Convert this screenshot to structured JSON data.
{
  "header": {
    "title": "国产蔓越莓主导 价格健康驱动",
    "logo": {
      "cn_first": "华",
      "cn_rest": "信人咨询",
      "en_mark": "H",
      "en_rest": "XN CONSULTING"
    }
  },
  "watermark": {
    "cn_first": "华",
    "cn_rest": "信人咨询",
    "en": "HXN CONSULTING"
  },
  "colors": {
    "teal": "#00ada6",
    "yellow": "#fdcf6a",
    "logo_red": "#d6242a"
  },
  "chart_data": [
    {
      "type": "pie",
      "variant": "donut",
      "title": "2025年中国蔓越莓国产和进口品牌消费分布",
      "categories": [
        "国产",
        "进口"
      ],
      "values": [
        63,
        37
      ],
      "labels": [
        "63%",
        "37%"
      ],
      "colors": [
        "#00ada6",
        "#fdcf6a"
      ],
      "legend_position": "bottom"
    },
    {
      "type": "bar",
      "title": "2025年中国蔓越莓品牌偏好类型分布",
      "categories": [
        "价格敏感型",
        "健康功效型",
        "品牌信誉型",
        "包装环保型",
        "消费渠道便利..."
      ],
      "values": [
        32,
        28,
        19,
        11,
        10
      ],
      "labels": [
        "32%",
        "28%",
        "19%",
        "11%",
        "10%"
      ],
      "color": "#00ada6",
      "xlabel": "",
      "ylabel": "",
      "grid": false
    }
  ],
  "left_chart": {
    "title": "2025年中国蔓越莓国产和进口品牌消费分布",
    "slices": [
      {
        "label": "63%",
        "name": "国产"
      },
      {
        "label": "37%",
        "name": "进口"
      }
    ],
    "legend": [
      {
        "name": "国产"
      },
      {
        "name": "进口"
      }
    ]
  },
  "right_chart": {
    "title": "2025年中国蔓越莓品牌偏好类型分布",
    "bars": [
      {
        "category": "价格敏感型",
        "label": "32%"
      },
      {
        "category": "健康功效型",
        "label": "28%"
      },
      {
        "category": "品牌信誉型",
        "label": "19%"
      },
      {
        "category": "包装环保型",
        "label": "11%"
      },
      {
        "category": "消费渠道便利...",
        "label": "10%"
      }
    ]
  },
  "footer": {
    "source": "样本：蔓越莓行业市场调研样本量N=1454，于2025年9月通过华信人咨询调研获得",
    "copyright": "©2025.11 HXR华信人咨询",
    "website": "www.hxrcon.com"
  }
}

> YOUR TASK:
Repeat the data exactly. Leave nothing out.

> REPLY TO THE TASK:
Convert this screenshot to structured JSON data.
{
  "header": {
    "title": "国产蔓越莓主导 价格健康驱动",
    "logo": {
      "cn_first": "华",
      "cn_rest": "信人咨询",
      "en_mark": "H",
      "en_rest": "XN CONSULTING"
    }
  },
  "watermark": {
    "cn_first": "华",
    "cn_rest": "信人咨询",
    "en": "HXN CONSULTING"
  },
  "colors": {
    "teal": "#00ada6",
    "yellow": "#fdcf6a",
    "logo_red": "#d6242a"
  },
  "chart_data": [
    {
      "type": "pie",
      "variant": "donut",
      "title": "2025年中国蔓越莓国产和进口品牌消费分布",
      "categories": [
        "国产",
        "进口"
      ],
      "values": [
        63,
        37
      ],
      "labels": [
        "63%",
        "37%"
      ],
      "colors": [
        "#00ada6",
        "#fdcf6a"
      ],
      "legend_position": "bottom"
    },
    {
      "type": "bar",
      "title": "2025年中国蔓越莓品牌偏好类型分布",
      "categories": [
        "价格敏感型",
        "健康功效型",
        "品牌信誉型",
        "包装环保型",
        "消费渠道便利..."
      ],
      "values": [
        32,
        28,
        19,
        11,
        10
      ],
      "labels": [
        "32%",
        "28%",
        "19%",
        "11%",
        "10%"
      ],
      "color": "#00ada6",
      "xlabel": "",
      "ylabel": "",
      "grid": false
    }
  ],
  "left_chart": {
    "title": "2025年中国蔓越莓国产和进口品牌消费分布",
    "slices": [
      {
        "label": "63%",
        "name": "国产"
      },
      {
        "label": "37%",
        "name": "进口"
      }
    ],
    "legend": [
      {
        "name": "国产"
      },
      {
        "name": "进口"
      }
    ]
  },
  "right_chart": {
    "title": "2025年中国蔓越莓品牌偏好类型分布",
    "bars": [
      {
        "category": "价格敏感型",
        "label": "32%"
      },
      {
        "category": "健康功效型",
        "label": "28%"
      },
      {
        "category": "品牌信誉型",
        "label": "19%"
      },
      {
        "category": "包装环保型",
        "label": "11%"
      },
      {
        "category": "消费渠道便利...",
        "label": "10%"
      }
    ]
  },
  "footer": {
    "source": "样本：蔓越莓行业市场调研样本量N=1454，于2025年9月通过华信人咨询调研获得",
    "copyright": "©2025.11 HXR华信人咨询",
    "website": "www.hxrcon.com"
  }
}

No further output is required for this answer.